GIVEN REQUEST: Please pick out every line of the entries that contains the string "column".
--- Start ---
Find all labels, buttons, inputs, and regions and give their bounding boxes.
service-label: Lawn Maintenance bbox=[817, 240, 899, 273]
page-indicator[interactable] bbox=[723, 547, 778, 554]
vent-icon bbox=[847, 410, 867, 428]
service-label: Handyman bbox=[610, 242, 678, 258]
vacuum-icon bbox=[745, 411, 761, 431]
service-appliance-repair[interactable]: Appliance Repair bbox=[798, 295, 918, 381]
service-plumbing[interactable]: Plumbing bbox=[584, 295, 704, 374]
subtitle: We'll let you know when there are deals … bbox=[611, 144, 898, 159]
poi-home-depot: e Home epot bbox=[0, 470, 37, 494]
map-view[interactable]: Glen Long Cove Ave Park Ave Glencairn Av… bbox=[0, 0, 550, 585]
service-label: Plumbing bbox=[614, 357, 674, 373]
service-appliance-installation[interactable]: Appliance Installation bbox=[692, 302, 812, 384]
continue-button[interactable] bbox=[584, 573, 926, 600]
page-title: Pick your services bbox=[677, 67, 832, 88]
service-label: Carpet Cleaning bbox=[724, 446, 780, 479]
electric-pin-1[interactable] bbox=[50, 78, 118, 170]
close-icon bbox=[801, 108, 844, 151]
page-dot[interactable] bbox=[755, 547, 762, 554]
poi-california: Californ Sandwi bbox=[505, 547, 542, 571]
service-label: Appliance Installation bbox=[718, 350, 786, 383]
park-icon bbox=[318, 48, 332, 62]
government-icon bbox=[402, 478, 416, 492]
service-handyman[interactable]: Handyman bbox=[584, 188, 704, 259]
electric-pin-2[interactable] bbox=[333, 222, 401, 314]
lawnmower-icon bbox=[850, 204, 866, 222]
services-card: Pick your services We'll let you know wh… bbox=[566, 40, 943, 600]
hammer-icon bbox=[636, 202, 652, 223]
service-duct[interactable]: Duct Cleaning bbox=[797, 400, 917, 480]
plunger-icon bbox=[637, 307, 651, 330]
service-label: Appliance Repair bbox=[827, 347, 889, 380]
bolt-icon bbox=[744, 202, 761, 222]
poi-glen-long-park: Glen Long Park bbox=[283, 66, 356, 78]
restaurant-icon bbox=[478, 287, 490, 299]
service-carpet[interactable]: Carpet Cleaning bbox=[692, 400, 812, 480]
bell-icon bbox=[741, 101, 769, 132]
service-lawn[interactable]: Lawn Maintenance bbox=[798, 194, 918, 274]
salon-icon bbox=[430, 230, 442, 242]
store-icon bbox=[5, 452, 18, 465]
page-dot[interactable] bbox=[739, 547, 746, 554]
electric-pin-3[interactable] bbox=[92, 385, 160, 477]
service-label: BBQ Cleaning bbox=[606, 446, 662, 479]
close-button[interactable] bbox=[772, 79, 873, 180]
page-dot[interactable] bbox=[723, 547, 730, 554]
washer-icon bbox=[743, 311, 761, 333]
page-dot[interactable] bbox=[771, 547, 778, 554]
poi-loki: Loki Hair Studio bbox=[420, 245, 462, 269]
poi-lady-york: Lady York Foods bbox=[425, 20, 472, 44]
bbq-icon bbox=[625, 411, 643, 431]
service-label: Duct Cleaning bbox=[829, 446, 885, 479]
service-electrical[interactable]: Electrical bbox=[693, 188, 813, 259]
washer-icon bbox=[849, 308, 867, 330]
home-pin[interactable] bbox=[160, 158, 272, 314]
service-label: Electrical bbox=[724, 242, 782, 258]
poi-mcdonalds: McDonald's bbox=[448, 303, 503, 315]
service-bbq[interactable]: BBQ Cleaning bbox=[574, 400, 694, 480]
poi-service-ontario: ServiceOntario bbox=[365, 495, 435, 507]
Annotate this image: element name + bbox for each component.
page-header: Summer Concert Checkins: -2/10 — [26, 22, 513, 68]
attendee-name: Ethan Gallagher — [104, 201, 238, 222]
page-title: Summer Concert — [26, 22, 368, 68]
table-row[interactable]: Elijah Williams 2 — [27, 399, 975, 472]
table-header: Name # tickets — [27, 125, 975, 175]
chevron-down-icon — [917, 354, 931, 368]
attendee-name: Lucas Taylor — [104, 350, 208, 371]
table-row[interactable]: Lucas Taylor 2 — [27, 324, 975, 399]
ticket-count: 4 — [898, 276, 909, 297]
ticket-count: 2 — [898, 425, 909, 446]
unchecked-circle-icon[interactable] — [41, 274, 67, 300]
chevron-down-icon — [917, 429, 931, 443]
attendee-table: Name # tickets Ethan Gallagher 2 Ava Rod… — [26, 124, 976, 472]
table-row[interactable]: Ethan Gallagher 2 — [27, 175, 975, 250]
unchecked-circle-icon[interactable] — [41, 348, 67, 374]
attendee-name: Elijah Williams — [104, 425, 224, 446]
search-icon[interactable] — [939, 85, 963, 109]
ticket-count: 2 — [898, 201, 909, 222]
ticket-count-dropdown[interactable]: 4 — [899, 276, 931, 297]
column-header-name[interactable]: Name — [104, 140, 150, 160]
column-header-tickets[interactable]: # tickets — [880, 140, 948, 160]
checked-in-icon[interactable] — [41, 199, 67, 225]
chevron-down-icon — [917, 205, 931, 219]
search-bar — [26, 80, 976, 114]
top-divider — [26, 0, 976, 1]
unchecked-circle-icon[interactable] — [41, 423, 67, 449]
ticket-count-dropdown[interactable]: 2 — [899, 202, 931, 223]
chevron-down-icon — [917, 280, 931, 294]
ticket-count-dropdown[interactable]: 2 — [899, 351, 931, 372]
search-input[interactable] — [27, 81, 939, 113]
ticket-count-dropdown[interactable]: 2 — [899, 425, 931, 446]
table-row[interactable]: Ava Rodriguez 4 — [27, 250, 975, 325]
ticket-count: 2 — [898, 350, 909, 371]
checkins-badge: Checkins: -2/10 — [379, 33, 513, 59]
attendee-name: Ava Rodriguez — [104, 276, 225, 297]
--- End ---
EXERCISE OUTPUT:
column-header-name[interactable]: Name — [104, 140, 150, 160]
column-header-tickets[interactable]: # tickets — [880, 140, 948, 160]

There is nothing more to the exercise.